#### WHAT YOU NEED TO DO:
Every line below that contains "professional" is to be copied.

#### INPUT FOR THIS TASK:
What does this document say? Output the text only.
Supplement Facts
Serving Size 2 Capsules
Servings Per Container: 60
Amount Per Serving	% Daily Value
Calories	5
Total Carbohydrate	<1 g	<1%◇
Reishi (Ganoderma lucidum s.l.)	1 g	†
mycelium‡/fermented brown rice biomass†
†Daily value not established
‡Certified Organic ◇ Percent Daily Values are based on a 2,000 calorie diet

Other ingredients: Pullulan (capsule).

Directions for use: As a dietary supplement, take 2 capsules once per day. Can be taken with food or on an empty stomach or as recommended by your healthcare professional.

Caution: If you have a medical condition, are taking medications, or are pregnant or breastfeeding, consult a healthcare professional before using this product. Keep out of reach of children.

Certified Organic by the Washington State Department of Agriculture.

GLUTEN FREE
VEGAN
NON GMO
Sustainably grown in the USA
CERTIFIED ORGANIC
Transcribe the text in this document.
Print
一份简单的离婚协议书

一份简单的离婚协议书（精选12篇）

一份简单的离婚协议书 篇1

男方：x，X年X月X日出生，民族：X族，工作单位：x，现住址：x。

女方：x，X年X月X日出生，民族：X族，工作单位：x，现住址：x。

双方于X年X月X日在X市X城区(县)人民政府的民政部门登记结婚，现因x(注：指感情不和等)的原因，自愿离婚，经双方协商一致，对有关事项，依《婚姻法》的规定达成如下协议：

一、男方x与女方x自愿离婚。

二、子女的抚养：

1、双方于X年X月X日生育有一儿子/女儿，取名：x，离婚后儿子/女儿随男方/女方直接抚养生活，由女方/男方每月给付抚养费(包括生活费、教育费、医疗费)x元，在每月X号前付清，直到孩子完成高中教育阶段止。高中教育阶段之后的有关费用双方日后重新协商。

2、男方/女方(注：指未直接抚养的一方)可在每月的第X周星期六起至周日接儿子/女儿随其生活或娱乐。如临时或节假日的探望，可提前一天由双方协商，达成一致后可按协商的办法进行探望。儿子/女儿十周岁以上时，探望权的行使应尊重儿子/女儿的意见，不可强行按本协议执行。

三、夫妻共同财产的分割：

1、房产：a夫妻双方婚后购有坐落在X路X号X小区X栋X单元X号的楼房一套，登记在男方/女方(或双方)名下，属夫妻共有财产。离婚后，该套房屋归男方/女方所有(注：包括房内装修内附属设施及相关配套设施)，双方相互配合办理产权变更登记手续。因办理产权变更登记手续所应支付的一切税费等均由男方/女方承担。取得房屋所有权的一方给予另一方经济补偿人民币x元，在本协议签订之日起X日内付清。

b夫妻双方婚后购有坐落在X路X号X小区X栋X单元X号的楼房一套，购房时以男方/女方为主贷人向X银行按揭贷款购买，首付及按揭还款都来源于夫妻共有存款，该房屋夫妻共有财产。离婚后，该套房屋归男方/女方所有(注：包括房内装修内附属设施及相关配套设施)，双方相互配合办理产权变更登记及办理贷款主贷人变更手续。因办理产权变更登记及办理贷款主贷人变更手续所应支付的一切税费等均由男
...
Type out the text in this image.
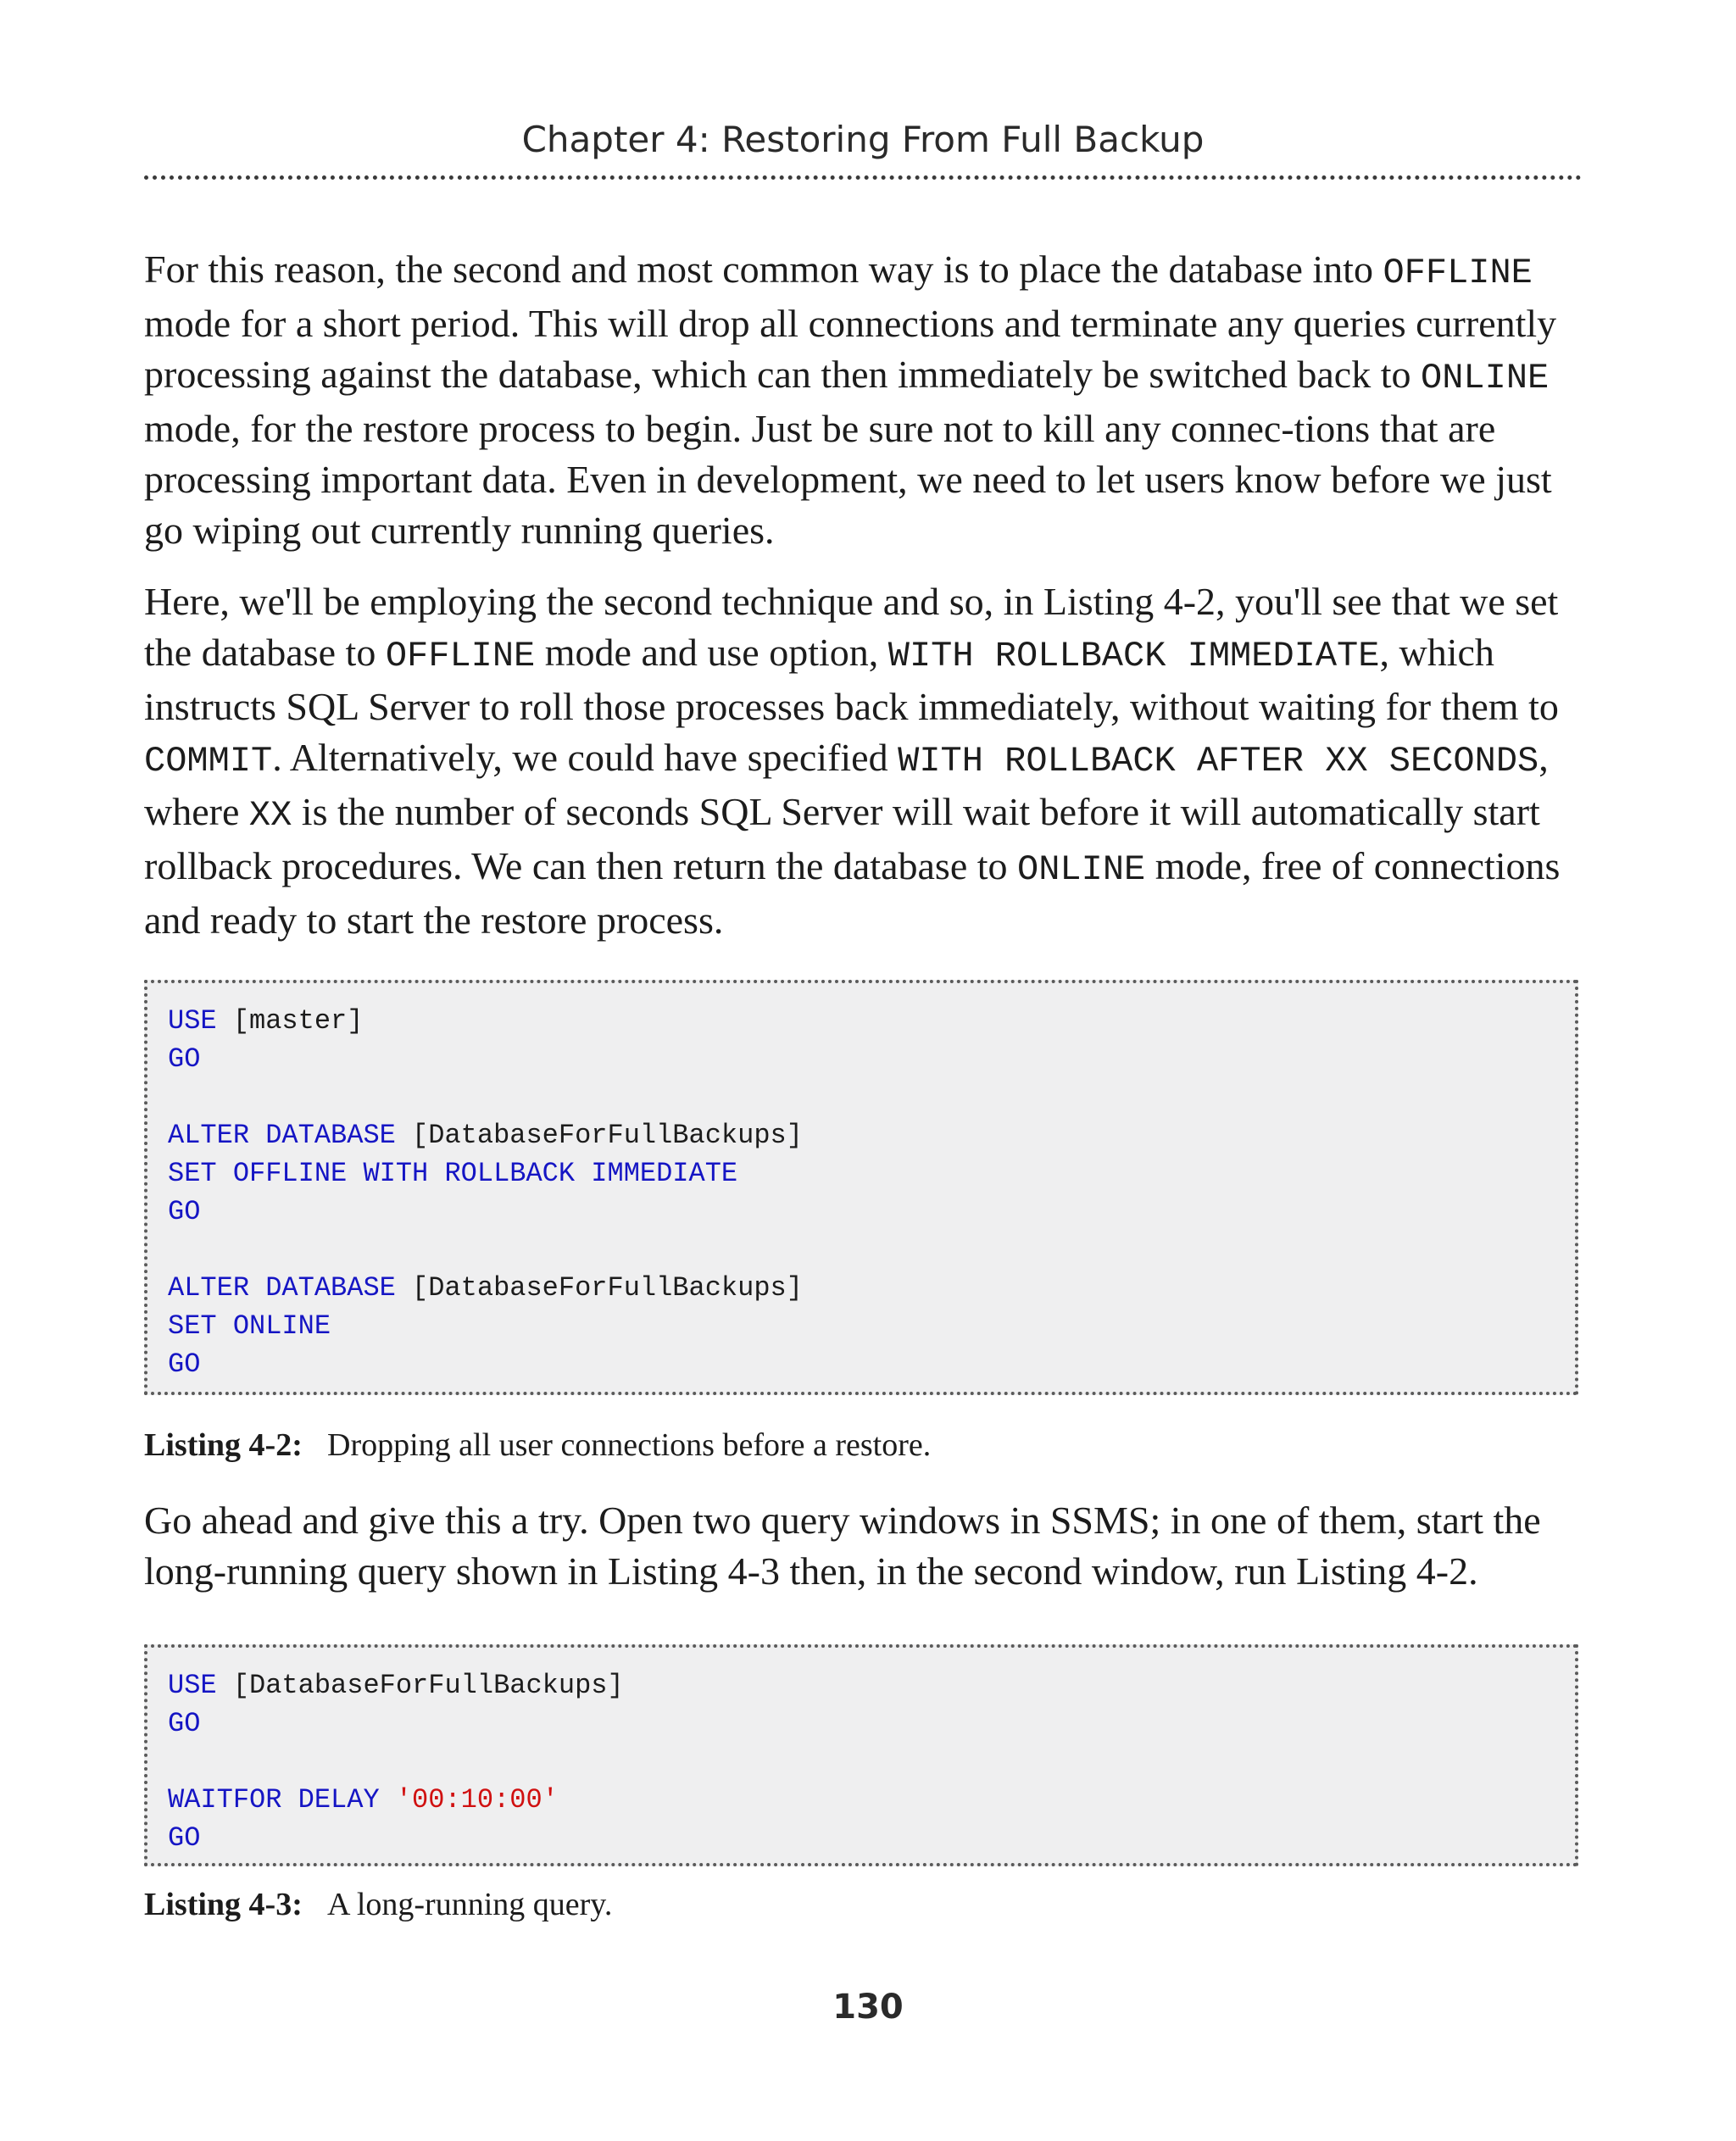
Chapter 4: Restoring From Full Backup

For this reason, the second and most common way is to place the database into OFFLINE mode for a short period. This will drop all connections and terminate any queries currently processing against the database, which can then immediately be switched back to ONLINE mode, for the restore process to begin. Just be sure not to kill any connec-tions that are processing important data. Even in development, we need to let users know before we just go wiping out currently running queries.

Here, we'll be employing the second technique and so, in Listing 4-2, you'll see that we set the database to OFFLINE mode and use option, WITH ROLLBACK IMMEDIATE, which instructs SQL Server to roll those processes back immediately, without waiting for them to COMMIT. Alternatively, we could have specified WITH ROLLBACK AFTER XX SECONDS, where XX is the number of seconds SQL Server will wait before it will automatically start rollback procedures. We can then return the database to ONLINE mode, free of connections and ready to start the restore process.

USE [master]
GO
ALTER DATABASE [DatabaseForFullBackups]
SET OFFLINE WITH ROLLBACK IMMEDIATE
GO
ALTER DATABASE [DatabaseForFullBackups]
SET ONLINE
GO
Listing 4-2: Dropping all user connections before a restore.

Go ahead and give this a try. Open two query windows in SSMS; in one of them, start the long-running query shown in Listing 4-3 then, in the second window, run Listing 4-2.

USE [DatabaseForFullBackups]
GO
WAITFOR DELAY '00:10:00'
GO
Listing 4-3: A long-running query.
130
---
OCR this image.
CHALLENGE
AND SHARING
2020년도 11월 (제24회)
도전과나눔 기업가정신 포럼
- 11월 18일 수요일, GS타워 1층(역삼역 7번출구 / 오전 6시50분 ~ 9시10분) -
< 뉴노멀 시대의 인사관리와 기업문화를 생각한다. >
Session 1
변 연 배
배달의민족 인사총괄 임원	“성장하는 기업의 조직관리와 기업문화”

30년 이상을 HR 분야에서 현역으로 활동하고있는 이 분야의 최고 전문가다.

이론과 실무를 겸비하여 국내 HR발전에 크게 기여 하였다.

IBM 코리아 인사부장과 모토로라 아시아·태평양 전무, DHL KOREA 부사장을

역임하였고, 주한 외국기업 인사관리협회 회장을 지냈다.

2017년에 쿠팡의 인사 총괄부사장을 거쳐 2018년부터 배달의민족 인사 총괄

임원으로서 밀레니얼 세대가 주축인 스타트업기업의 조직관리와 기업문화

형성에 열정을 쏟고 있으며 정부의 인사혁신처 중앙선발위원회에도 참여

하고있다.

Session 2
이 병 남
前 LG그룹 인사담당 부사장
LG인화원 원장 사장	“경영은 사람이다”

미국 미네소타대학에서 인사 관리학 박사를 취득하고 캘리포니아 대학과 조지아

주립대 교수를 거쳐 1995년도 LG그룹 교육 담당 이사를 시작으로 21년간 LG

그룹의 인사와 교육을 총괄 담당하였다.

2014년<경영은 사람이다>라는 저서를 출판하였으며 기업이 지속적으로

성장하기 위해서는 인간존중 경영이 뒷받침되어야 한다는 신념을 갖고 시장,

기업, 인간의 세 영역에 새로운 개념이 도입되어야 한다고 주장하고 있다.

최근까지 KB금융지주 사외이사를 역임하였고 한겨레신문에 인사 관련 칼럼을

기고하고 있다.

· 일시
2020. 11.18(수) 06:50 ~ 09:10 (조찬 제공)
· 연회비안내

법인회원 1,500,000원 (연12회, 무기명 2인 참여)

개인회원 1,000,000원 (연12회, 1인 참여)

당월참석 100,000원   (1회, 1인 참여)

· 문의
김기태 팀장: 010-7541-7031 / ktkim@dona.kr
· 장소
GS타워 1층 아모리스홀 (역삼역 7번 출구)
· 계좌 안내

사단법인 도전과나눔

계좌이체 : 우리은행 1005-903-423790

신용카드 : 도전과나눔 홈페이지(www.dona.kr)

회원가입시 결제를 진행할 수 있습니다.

#### SOLUTION FOR THIS TASK:
Directions for use: As a dietary supplement, take 2 capsules once per day. Can be taken with food or on an empty stomach or as recommended by your healthcare professional.
Caution: If you have a medical condition, are taking medications, or are pregnant or breastfeeding, consult a healthcare professional before using this product. Keep out of reach of children.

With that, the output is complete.